[STATED GOAL]
Here are records with pictures in them. Copy all of them exactly and leave the pictures out.

[Some records]
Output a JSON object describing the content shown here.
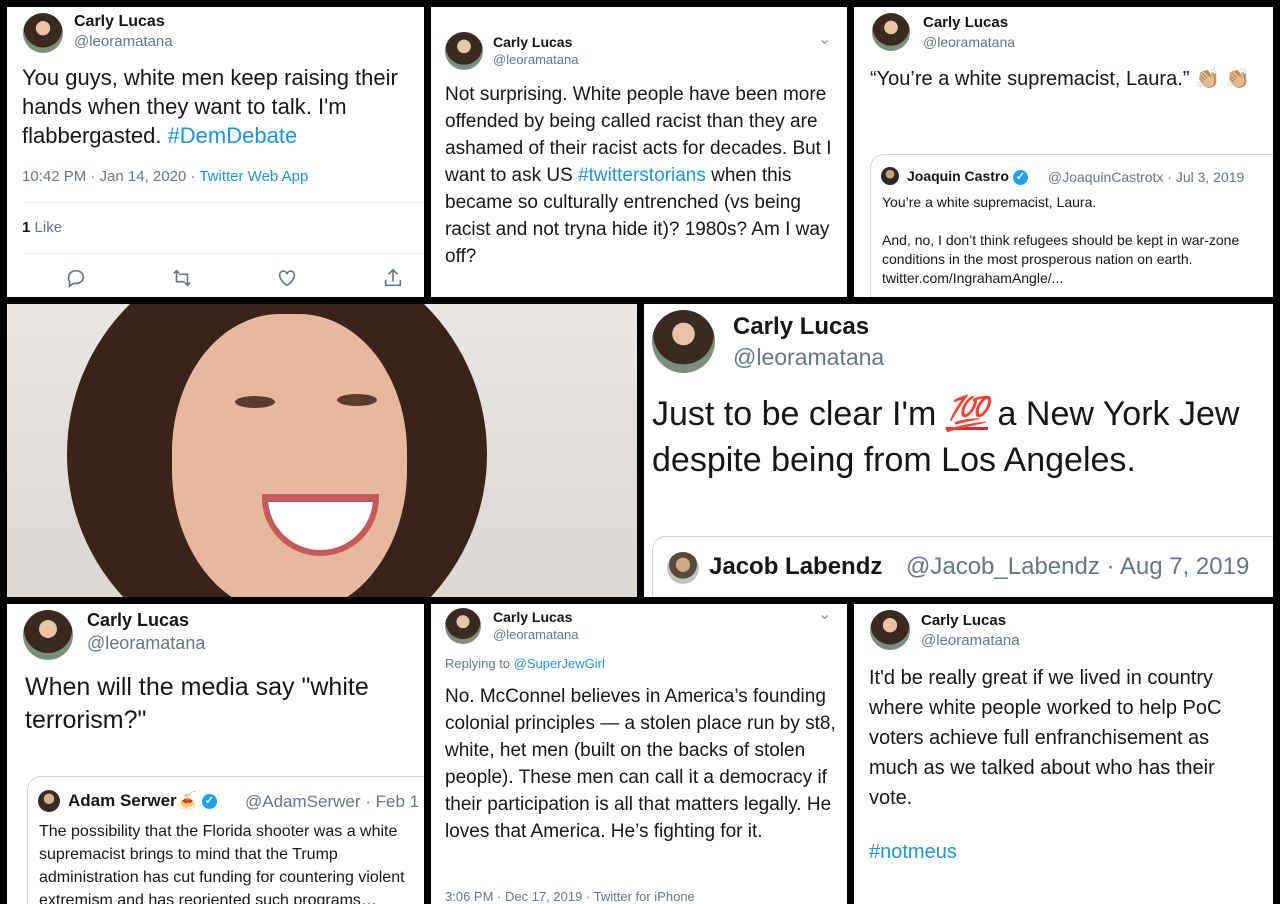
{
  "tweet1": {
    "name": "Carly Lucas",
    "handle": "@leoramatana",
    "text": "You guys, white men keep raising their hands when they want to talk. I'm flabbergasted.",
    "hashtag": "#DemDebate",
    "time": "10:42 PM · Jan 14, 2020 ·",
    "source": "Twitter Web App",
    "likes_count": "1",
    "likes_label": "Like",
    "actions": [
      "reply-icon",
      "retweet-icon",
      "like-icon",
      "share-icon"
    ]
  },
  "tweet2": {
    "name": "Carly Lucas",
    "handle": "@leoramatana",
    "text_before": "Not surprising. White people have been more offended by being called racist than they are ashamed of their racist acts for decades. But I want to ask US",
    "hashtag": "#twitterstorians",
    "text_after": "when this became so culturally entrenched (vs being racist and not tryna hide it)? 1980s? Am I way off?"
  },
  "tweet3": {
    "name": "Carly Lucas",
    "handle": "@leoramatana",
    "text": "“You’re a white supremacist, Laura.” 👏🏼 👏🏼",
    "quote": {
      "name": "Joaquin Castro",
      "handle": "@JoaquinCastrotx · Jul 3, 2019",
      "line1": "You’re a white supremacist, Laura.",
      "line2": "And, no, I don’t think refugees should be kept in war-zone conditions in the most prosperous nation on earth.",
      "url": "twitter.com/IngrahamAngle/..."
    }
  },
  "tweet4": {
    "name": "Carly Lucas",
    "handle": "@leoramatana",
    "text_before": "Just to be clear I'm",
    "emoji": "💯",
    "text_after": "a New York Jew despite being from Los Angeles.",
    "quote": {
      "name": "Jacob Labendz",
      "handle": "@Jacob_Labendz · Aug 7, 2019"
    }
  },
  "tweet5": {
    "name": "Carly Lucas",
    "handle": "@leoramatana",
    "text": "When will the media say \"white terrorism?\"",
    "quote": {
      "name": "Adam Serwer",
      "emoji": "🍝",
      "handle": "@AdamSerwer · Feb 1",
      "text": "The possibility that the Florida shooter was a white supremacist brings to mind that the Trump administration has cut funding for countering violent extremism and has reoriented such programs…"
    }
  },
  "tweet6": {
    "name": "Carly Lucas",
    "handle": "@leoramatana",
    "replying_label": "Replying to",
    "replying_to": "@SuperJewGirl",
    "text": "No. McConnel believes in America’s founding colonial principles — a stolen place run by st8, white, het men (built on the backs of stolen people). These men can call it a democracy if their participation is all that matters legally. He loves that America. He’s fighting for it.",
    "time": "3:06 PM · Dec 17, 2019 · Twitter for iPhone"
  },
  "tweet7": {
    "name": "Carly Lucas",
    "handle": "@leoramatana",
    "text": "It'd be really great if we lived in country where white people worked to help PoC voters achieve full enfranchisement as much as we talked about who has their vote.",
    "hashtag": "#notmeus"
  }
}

[TASK ANSWER]
Output a JSON object describing the content shown here.
{
  "tweet1": {
    "name": "Carly Lucas",
    "handle": "@leoramatana",
    "text": "You guys, white men keep raising their hands when they want to talk. I'm flabbergasted.",
    "hashtag": "#DemDebate",
    "time": "10:42 PM · Jan 14, 2020 ·",
    "source": "Twitter Web App",
    "likes_count": "1",
    "likes_label": "Like",
    "actions": [
      "reply-icon",
      "retweet-icon",
      "like-icon",
      "share-icon"
    ]
  },
  "tweet2": {
    "name": "Carly Lucas",
    "handle": "@leoramatana",
    "text_before": "Not surprising. White people have been more offended by being called racist than they are ashamed of their racist acts for decades. But I want to ask US",
    "hashtag": "#twitterstorians",
    "text_after": "when this became so culturally entrenched (vs being racist and not tryna hide it)? 1980s? Am I way off?"
  },
  "tweet3": {
    "name": "Carly Lucas",
    "handle": "@leoramatana",
    "text": "“You’re a white supremacist, Laura.” 👏🏼 👏🏼",
    "quote": {
      "name": "Joaquin Castro",
      "handle": "@JoaquinCastrotx · Jul 3, 2019",
      "line1": "You’re a white supremacist, Laura.",
      "line2": "And, no, I don’t think refugees should be kept in war-zone conditions in the most prosperous nation on earth.",
      "url": "twitter.com/IngrahamAngle/..."
    }
  },
  "tweet4": {
    "name": "Carly Lucas",
    "handle": "@leoramatana",
    "text_before": "Just to be clear I'm",
    "emoji": "💯",
    "text_after": "a New York Jew despite being from Los Angeles.",
    "quote": {
      "name": "Jacob Labendz",
      "handle": "@Jacob_Labendz · Aug 7, 2019"
    }
  },
  "tweet5": {
    "name": "Carly Lucas",
    "handle": "@leoramatana",
    "text": "When will the media say \"white terrorism?\"",
    "quote": {
      "name": "Adam Serwer",
      "emoji": "🍝",
      "handle": "@AdamSerwer · Feb 1",
      "text": "The possibility that the Florida shooter was a white supremacist brings to mind that the Trump administration has cut funding for countering violent extremism and has reoriented such programs…"
    }
  },
  "tweet6": {
    "name": "Carly Lucas",
    "handle": "@leoramatana",
    "replying_label": "Replying to",
    "replying_to": "@SuperJewGirl",
    "text": "No. McConnel believes in America’s founding colonial principles — a stolen place run by st8, white, het men (built on the backs of stolen people). These men can call it a democracy if their participation is all that matters legally. He loves that America. He’s fighting for it.",
    "time": "3:06 PM · Dec 17, 2019 · Twitter for iPhone"
  },
  "tweet7": {
    "name": "Carly Lucas",
    "handle": "@leoramatana",
    "text": "It'd be really great if we lived in country where white people worked to help PoC voters achieve full enfranchisement as much as we talked about who has their vote.",
    "hashtag": "#notmeus"
  }
}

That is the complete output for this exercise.